◆ **Given task**
Output the data word for word, dropping every image.

** start **

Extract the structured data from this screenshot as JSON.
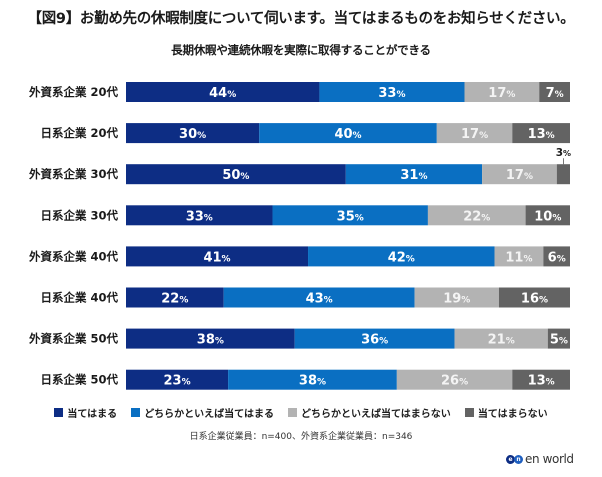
{
  "chart_data": {
    "type": "bar",
    "orientation": "horizontal-stacked-100",
    "title": "【図9】お勤め先の休暇制度について伺います。当てはまるものをお知らせください。",
    "subtitle": "長期休暇や連続休暇を実際に取得することができる",
    "xlabel": "",
    "ylabel": "",
    "xlim": [
      0,
      100
    ],
    "unit": "%",
    "grid": false,
    "legend_position": "bottom",
    "categories": [
      "外資系企業 20代",
      "日系企業 20代",
      "外資系企業 30代",
      "日系企業 30代",
      "外資系企業 40代",
      "日系企業 40代",
      "外資系企業 50代",
      "日系企業 50代"
    ],
    "series": [
      {
        "name": "当てはまる",
        "color": "#0d2d84",
        "values": [
          44,
          30,
          50,
          33,
          41,
          22,
          38,
          23
        ]
      },
      {
        "name": "どちらかといえば当てはまる",
        "color": "#0a6fc2",
        "values": [
          33,
          40,
          31,
          35,
          42,
          43,
          36,
          38
        ]
      },
      {
        "name": "どちらかといえば当てはまらない",
        "color": "#b3b3b3",
        "values": [
          17,
          17,
          17,
          22,
          11,
          19,
          21,
          26
        ]
      },
      {
        "name": "当てはまらない",
        "color": "#636363",
        "values": [
          7,
          13,
          3,
          10,
          6,
          16,
          5,
          13
        ]
      }
    ],
    "annotations": [
      {
        "category_index": 2,
        "series_index": 3,
        "text": "3",
        "note": "label shown above bar with leader line"
      }
    ],
    "footnote": "日系企業従業員：n=400、外資系企業従業員：n=346"
  },
  "pct_suffix": "%",
  "brand": {
    "logo_mark": [
      "e",
      "n"
    ],
    "logo_text": "en world"
  }
}
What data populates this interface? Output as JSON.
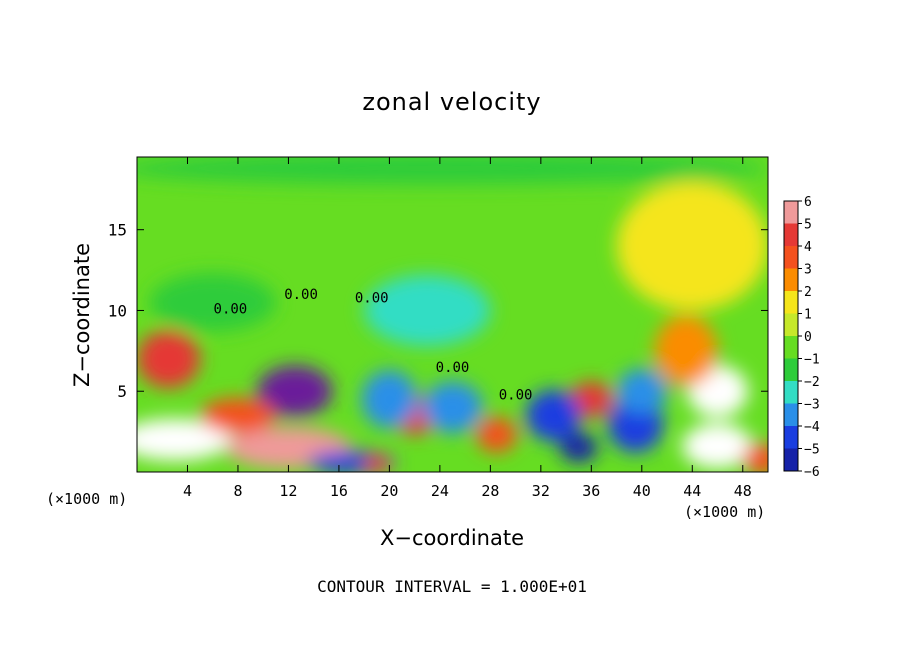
{
  "chart_data": {
    "type": "heatmap",
    "title": "zonal velocity",
    "xlabel": "X−coordinate",
    "ylabel": "Z−coordinate",
    "x_unit_label": "(×1000 m)",
    "xlim": [
      0,
      50
    ],
    "ylim": [
      0,
      19.5
    ],
    "x_ticks": [
      4,
      8,
      12,
      16,
      20,
      24,
      28,
      32,
      36,
      40,
      44,
      48
    ],
    "y_ticks": [
      5,
      10,
      15
    ],
    "colorbar": {
      "levels": [
        6,
        5,
        4,
        3,
        2,
        1,
        0,
        -1,
        -2,
        -3,
        -4,
        -5,
        -6
      ],
      "colors": [
        "#ef9a9a",
        "#e53935",
        "#f4511e",
        "#fb8c00",
        "#f5e51b",
        "#c6e82a",
        "#66dd22",
        "#2ecc3a",
        "#33ddc4",
        "#2a8fe8",
        "#1a3ee0",
        "#1622a8",
        "#6a1b9a"
      ]
    },
    "contour_labels": [
      {
        "text": "0.00",
        "x": 7.4,
        "y": 9.8
      },
      {
        "text": "0.00",
        "x": 13.0,
        "y": 10.7
      },
      {
        "text": "0.00",
        "x": 18.6,
        "y": 10.5
      },
      {
        "text": "0.00",
        "x": 25.0,
        "y": 6.2
      },
      {
        "text": "0.00",
        "x": 30.0,
        "y": 4.5
      }
    ],
    "fields": [
      {
        "x": 2.5,
        "y": 7.0,
        "rx": 2.5,
        "ry": 1.8,
        "v": 5.2
      },
      {
        "x": 12.5,
        "y": 5.0,
        "rx": 3.0,
        "ry": 1.6,
        "v": -5.6
      },
      {
        "x": 3.0,
        "y": 2.0,
        "rx": 4.5,
        "ry": 1.3,
        "v": -5.8
      },
      {
        "x": 12.0,
        "y": 1.5,
        "rx": 5.0,
        "ry": 1.3,
        "v": 5.6
      },
      {
        "x": 22.0,
        "y": 3.5,
        "rx": 1.7,
        "ry": 1.2,
        "v": 4.6
      },
      {
        "x": 28.5,
        "y": 2.3,
        "rx": 1.6,
        "ry": 1.1,
        "v": 4.2
      },
      {
        "x": 36.0,
        "y": 4.5,
        "rx": 1.7,
        "ry": 1.1,
        "v": 4.6
      },
      {
        "x": 46.0,
        "y": 5.0,
        "rx": 2.4,
        "ry": 1.6,
        "v": -6.0
      },
      {
        "x": 46.0,
        "y": 1.6,
        "rx": 2.8,
        "ry": 1.4,
        "v": -6.0
      },
      {
        "x": 43.5,
        "y": 7.5,
        "rx": 2.5,
        "ry": 2.2,
        "v": 3.2
      },
      {
        "x": 44.0,
        "y": 14.0,
        "rx": 6.0,
        "ry": 4.0,
        "v": 1.6
      },
      {
        "x": 20.0,
        "y": 4.5,
        "rx": 2.2,
        "ry": 1.8,
        "v": -3.4
      },
      {
        "x": 25.0,
        "y": 4.0,
        "rx": 2.4,
        "ry": 1.6,
        "v": -2.6
      },
      {
        "x": 33.0,
        "y": 3.5,
        "rx": 2.2,
        "ry": 1.6,
        "v": -3.6
      },
      {
        "x": 39.5,
        "y": 3.0,
        "rx": 2.2,
        "ry": 1.8,
        "v": -4.2
      },
      {
        "x": 40.0,
        "y": 5.0,
        "rx": 2.0,
        "ry": 1.4,
        "v": -2.6
      },
      {
        "x": 8.0,
        "y": 3.5,
        "rx": 3.0,
        "ry": 1.1,
        "v": 4.2
      },
      {
        "x": 23.0,
        "y": 10.0,
        "rx": 5.0,
        "ry": 2.2,
        "v": -1.6
      },
      {
        "x": 6.0,
        "y": 10.5,
        "rx": 5.0,
        "ry": 1.8,
        "v": -1.2
      },
      {
        "x": 24.0,
        "y": 18.8,
        "rx": 26.0,
        "ry": 1.0,
        "v": -1.4
      },
      {
        "x": 17.0,
        "y": 0.6,
        "rx": 3.5,
        "ry": 0.7,
        "v": -4.4
      },
      {
        "x": 49.5,
        "y": 0.8,
        "rx": 1.5,
        "ry": 1.0,
        "v": 4.0
      },
      {
        "x": 19.0,
        "y": 0.5,
        "rx": 1.0,
        "ry": 0.6,
        "v": 4.5
      },
      {
        "x": 35.0,
        "y": 1.5,
        "rx": 1.5,
        "ry": 0.9,
        "v": -4.6
      }
    ],
    "background_value": 0.4,
    "grid": false,
    "legend": "right"
  },
  "footer": "CONTOUR INTERVAL = 1.000E+01"
}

** end **

◆ **The output**
Extract the structured data from this screenshot as JSON.
{
  "chart_data": {
    "type": "bar",
    "orientation": "horizontal-stacked-100",
    "title": "【図9】お勤め先の休暇制度について伺います。当てはまるものをお知らせください。",
    "subtitle": "長期休暇や連続休暇を実際に取得することができる",
    "xlabel": "",
    "ylabel": "",
    "xlim": [
      0,
      100
    ],
    "unit": "%",
    "grid": false,
    "legend_position": "bottom",
    "categories": [
      "外資系企業 20代",
      "日系企業 20代",
      "外資系企業 30代",
      "日系企業 30代",
      "外資系企業 40代",
      "日系企業 40代",
      "外資系企業 50代",
      "日系企業 50代"
    ],
    "series": [
      {
        "name": "当てはまる",
        "color": "#0d2d84",
        "values": [
          44,
          30,
          50,
          33,
          41,
          22,
          38,
          23
        ]
      },
      {
        "name": "どちらかといえば当てはまる",
        "color": "#0a6fc2",
        "values": [
          33,
          40,
          31,
          35,
          42,
          43,
          36,
          38
        ]
      },
      {
        "name": "どちらかといえば当てはまらない",
        "color": "#b3b3b3",
        "values": [
          17,
          17,
          17,
          22,
          11,
          19,
          21,
          26
        ]
      },
      {
        "name": "当てはまらない",
        "color": "#636363",
        "values": [
          7,
          13,
          3,
          10,
          6,
          16,
          5,
          13
        ]
      }
    ],
    "annotations": [
      {
        "category_index": 2,
        "series_index": 3,
        "text": "3",
        "note": "label shown above bar with leader line"
      }
    ],
    "footnote": "日系企業従業員：n=400、外資系企業従業員：n=346"
  },
  "pct_suffix": "%",
  "brand": {
    "logo_mark": [
      "e",
      "n"
    ],
    "logo_text": "en world"
  }
}
What data populates this interface? Output as JSON.
{
  "chart_data": {
    "type": "heatmap",
    "title": "zonal velocity",
    "xlabel": "X−coordinate",
    "ylabel": "Z−coordinate",
    "x_unit_label": "(×1000 m)",
    "xlim": [
      0,
      50
    ],
    "ylim": [
      0,
      19.5
    ],
    "x_ticks": [
      4,
      8,
      12,
      16,
      20,
      24,
      28,
      32,
      36,
      40,
      44,
      48
    ],
    "y_ticks": [
      5,
      10,
      15
    ],
    "colorbar": {
      "levels": [
        6,
        5,
        4,
        3,
        2,
        1,
        0,
        -1,
        -2,
        -3,
        -4,
        -5,
        -6
      ],
      "colors": [
        "#ef9a9a",
        "#e53935",
        "#f4511e",
        "#fb8c00",
        "#f5e51b",
        "#c6e82a",
        "#66dd22",
        "#2ecc3a",
        "#33ddc4",
        "#2a8fe8",
        "#1a3ee0",
        "#1622a8",
        "#6a1b9a"
      ]
    },
    "contour_labels": [
      {
        "text": "0.00",
        "x": 7.4,
        "y": 9.8
      },
      {
        "text": "0.00",
        "x": 13.0,
        "y": 10.7
      },
      {
        "text": "0.00",
        "x": 18.6,
        "y": 10.5
      },
      {
        "text": "0.00",
        "x": 25.0,
        "y": 6.2
      },
      {
        "text": "0.00",
        "x": 30.0,
        "y": 4.5
      }
    ],
    "fields": [
      {
        "x": 2.5,
        "y": 7.0,
        "rx": 2.5,
        "ry": 1.8,
        "v": 5.2
      },
      {
        "x": 12.5,
        "y": 5.0,
        "rx": 3.0,
        "ry": 1.6,
        "v": -5.6
      },
      {
        "x": 3.0,
        "y": 2.0,
        "rx": 4.5,
        "ry": 1.3,
        "v": -5.8
      },
      {
        "x": 12.0,
        "y": 1.5,
        "rx": 5.0,
        "ry": 1.3,
        "v": 5.6
      },
      {
        "x": 22.0,
        "y": 3.5,
        "rx": 1.7,
        "ry": 1.2,
        "v": 4.6
      },
      {
        "x": 28.5,
        "y": 2.3,
        "rx": 1.6,
        "ry": 1.1,
        "v": 4.2
      },
      {
        "x": 36.0,
        "y": 4.5,
        "rx": 1.7,
        "ry": 1.1,
        "v": 4.6
      },
      {
        "x": 46.0,
        "y": 5.0,
        "rx": 2.4,
        "ry": 1.6,
        "v": -6.0
      },
      {
        "x": 46.0,
        "y": 1.6,
        "rx": 2.8,
        "ry": 1.4,
        "v": -6.0
      },
      {
        "x": 43.5,
        "y": 7.5,
        "rx": 2.5,
        "ry": 2.2,
        "v": 3.2
      },
      {
        "x": 44.0,
        "y": 14.0,
        "rx": 6.0,
        "ry": 4.0,
        "v": 1.6
      },
      {
        "x": 20.0,
        "y": 4.5,
        "rx": 2.2,
        "ry": 1.8,
        "v": -3.4
      },
      {
        "x": 25.0,
        "y": 4.0,
        "rx": 2.4,
        "ry": 1.6,
        "v": -2.6
      },
      {
        "x": 33.0,
        "y": 3.5,
        "rx": 2.2,
        "ry": 1.6,
        "v": -3.6
      },
      {
        "x": 39.5,
        "y": 3.0,
        "rx": 2.2,
        "ry": 1.8,
        "v": -4.2
      },
      {
        "x": 40.0,
        "y": 5.0,
        "rx": 2.0,
        "ry": 1.4,
        "v": -2.6
      },
      {
        "x": 8.0,
        "y": 3.5,
        "rx": 3.0,
        "ry": 1.1,
        "v": 4.2
      },
      {
        "x": 23.0,
        "y": 10.0,
        "rx": 5.0,
        "ry": 2.2,
        "v": -1.6
      },
      {
        "x": 6.0,
        "y": 10.5,
        "rx": 5.0,
        "ry": 1.8,
        "v": -1.2
      },
      {
        "x": 24.0,
        "y": 18.8,
        "rx": 26.0,
        "ry": 1.0,
        "v": -1.4
      },
      {
        "x": 17.0,
        "y": 0.6,
        "rx": 3.5,
        "ry": 0.7,
        "v": -4.4
      },
      {
        "x": 49.5,
        "y": 0.8,
        "rx": 1.5,
        "ry": 1.0,
        "v": 4.0
      },
      {
        "x": 19.0,
        "y": 0.5,
        "rx": 1.0,
        "ry": 0.6,
        "v": 4.5
      },
      {
        "x": 35.0,
        "y": 1.5,
        "rx": 1.5,
        "ry": 0.9,
        "v": -4.6
      }
    ],
    "background_value": 0.4,
    "grid": false,
    "legend": "right"
  },
  "footer": "CONTOUR INTERVAL = 1.000E+01"
}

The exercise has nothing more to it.